* EXERCISE GOAL *
Sift the listing for lines that hold the string "BirgittUlrike" and pull them out.

* INPUT DATA *

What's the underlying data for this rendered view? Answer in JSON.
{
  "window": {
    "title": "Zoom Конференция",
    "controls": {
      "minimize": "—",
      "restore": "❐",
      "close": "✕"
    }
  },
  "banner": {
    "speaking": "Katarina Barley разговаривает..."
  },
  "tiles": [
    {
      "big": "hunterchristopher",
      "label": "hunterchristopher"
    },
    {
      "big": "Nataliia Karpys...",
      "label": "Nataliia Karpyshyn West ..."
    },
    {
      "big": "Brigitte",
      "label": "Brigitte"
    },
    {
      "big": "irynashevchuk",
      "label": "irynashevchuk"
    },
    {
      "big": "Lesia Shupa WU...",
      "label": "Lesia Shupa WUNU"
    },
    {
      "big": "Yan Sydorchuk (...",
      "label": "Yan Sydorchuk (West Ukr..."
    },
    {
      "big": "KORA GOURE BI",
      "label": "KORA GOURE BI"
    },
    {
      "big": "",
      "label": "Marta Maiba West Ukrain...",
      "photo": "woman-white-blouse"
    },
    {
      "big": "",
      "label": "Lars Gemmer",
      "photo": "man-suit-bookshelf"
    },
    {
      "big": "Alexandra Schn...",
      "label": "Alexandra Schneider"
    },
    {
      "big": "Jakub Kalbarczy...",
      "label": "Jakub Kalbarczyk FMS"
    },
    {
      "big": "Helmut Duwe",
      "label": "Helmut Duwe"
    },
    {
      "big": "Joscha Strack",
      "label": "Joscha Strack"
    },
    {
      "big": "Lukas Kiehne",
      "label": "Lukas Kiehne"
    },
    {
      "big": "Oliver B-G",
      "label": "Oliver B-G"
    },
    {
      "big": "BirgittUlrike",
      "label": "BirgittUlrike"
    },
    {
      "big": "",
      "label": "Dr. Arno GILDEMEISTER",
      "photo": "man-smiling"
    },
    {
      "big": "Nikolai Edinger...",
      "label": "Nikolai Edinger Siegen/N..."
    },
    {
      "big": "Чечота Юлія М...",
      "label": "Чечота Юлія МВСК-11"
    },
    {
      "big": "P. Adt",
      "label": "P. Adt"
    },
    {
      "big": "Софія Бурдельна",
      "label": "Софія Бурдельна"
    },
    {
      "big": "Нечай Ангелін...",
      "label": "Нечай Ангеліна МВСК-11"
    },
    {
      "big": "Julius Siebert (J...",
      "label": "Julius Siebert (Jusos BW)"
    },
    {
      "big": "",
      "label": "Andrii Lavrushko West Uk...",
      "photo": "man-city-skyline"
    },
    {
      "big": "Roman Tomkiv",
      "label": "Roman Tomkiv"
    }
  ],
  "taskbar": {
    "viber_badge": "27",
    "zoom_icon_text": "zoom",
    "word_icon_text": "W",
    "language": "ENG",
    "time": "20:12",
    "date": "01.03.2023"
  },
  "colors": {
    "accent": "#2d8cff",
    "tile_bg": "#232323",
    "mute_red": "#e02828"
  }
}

* ANSWER TO THIS EXERCISE *
      "big": "BirgittUlrike",
      "label": "BirgittUlrike"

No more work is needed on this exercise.